**Stored data**
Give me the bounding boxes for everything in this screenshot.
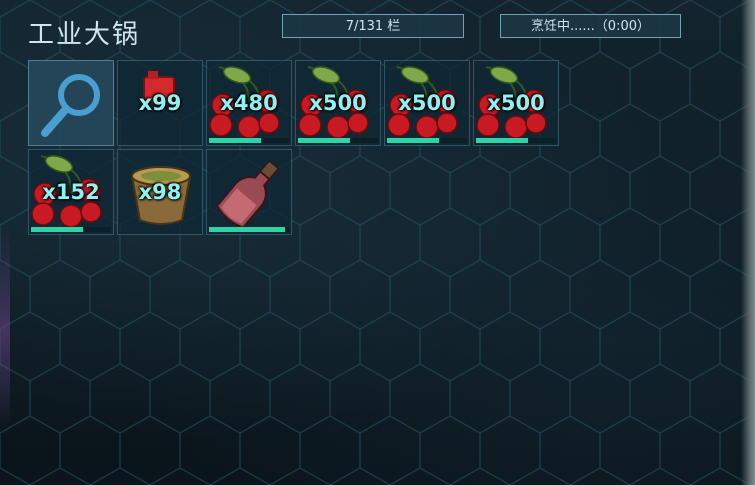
spoil-timer-bar (476, 138, 556, 143)
item-quantity: x480 (220, 91, 278, 115)
cooking-status: 烹饪中......（0:00） (500, 14, 681, 38)
item-quantity: x152 (42, 180, 100, 204)
inventory-slot[interactable]: x152 (28, 149, 114, 235)
item-quantity: x500 (309, 91, 367, 115)
inventory-slot[interactable] (206, 149, 292, 235)
left-edge-glow (0, 230, 10, 430)
spoil-timer-fill (298, 138, 350, 143)
spoil-timer-bar (209, 138, 289, 143)
inventory-title: 工业大锅 (28, 20, 141, 50)
potion-bottle-icon (215, 159, 280, 229)
spoil-timer-fill (31, 227, 83, 232)
spoil-timer-bar (31, 227, 111, 232)
search-slot[interactable] (28, 60, 114, 146)
inventory-slot[interactable]: x480 (206, 60, 292, 146)
spoil-timer-bar (298, 138, 378, 143)
item-quantity: x99 (138, 91, 182, 115)
spoil-timer-fill (476, 138, 528, 143)
item-quantity: x500 (398, 91, 456, 115)
item-quantity: x500 (487, 91, 545, 115)
search-icon (41, 74, 100, 137)
inventory-slot[interactable]: x99 (117, 60, 203, 146)
inventory-slot[interactable]: x98 (117, 149, 203, 235)
spoil-timer-fill (209, 138, 261, 143)
right-edge-frame (741, 0, 755, 485)
inventory-slot[interactable]: x500 (384, 60, 470, 146)
spoil-timer-bar (209, 227, 289, 232)
item-quantity: x98 (138, 180, 182, 204)
inventory-slot[interactable]: x500 (473, 60, 559, 146)
slot-capacity: 7/131 栏 (282, 14, 464, 38)
spoil-timer-bar (387, 138, 467, 143)
inventory-slot[interactable]: x500 (295, 60, 381, 146)
spoil-timer-fill (209, 227, 285, 232)
spoil-timer-fill (387, 138, 439, 143)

**To do**
Can you quote all the rows above word for word, leaving out the picture?

**Exercise output**
Give me the bounding boxes for everything in this screenshot.
spoil-timer-bar (476, 138, 556, 143)
item-quantity: x480 (220, 91, 278, 115)
cooking-status: 烹饪中......（0:00） (500, 14, 681, 38)
item-quantity: x152 (42, 180, 100, 204)
inventory-slot[interactable]: x152 (28, 149, 114, 235)
item-quantity: x500 (309, 91, 367, 115)
inventory-slot[interactable] (206, 149, 292, 235)
left-edge-glow (0, 230, 10, 430)
spoil-timer-fill (298, 138, 350, 143)
spoil-timer-bar (209, 138, 289, 143)
inventory-title: 工业大锅 (28, 20, 141, 50)
potion-bottle-icon (215, 159, 280, 229)
spoil-timer-fill (31, 227, 83, 232)
spoil-timer-bar (31, 227, 111, 232)
search-slot[interactable] (28, 60, 114, 146)
inventory-slot[interactable]: x480 (206, 60, 292, 146)
spoil-timer-bar (298, 138, 378, 143)
item-quantity: x99 (138, 91, 182, 115)
spoil-timer-fill (476, 138, 528, 143)
item-quantity: x500 (398, 91, 456, 115)
item-quantity: x500 (487, 91, 545, 115)
search-icon (41, 74, 100, 137)
inventory-slot[interactable]: x99 (117, 60, 203, 146)
inventory-slot[interactable]: x98 (117, 149, 203, 235)
spoil-timer-fill (209, 138, 261, 143)
right-edge-frame (741, 0, 755, 485)
inventory-slot[interactable]: x500 (384, 60, 470, 146)
spoil-timer-bar (209, 227, 289, 232)
item-quantity: x98 (138, 180, 182, 204)
inventory-slot[interactable]: x500 (473, 60, 559, 146)
slot-capacity: 7/131 栏 (282, 14, 464, 38)
spoil-timer-bar (387, 138, 467, 143)
inventory-slot[interactable]: x500 (295, 60, 381, 146)
spoil-timer-fill (209, 227, 285, 232)
spoil-timer-fill (387, 138, 439, 143)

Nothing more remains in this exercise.